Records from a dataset
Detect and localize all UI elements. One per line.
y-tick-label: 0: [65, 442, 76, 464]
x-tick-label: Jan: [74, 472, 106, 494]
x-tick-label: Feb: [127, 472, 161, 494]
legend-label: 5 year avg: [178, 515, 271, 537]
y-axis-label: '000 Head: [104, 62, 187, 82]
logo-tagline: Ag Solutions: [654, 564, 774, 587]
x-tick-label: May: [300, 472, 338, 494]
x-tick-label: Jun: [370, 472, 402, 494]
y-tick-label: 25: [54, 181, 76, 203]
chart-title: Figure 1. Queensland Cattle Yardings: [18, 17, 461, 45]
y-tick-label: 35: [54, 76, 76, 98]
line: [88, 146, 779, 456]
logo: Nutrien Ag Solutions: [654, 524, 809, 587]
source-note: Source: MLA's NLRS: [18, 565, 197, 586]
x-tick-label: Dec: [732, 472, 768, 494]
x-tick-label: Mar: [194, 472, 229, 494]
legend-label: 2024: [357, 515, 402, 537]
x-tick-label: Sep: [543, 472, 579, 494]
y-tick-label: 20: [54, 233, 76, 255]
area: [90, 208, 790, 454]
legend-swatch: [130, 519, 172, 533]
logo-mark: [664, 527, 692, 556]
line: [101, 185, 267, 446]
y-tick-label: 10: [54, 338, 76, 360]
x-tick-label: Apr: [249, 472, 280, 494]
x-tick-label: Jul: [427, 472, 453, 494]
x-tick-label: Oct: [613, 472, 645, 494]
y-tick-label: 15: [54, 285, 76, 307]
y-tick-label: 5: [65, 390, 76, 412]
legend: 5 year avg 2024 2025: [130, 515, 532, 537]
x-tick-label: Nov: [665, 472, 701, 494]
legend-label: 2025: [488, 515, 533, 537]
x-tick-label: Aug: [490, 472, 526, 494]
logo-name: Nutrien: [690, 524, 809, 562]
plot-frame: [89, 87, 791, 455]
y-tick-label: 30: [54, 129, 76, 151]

WORK TO BE COMPLETED —
Set down the lines of the records unchanged, starting at the very first line and ending at the line that contains "logo: Nutrien Ag". Include both of those lines and nothing past them.

RESPONSE TO THIS EXERCISE —
Detect and localize all UI elements. One per line.
y-tick-label: 0: [65, 442, 76, 464]
x-tick-label: Jan: [74, 472, 106, 494]
x-tick-label: Feb: [127, 472, 161, 494]
legend-label: 5 year avg: [178, 515, 271, 537]
y-axis-label: '000 Head: [104, 62, 187, 82]
logo-tagline: Ag Solutions: [654, 564, 774, 587]
x-tick-label: May: [300, 472, 338, 494]
x-tick-label: Jun: [370, 472, 402, 494]
y-tick-label: 25: [54, 181, 76, 203]
chart-title: Figure 1. Queensland Cattle Yardings: [18, 17, 461, 45]
y-tick-label: 35: [54, 76, 76, 98]
line: [88, 146, 779, 456]
logo: Nutrien Ag Solutions: [654, 524, 809, 587]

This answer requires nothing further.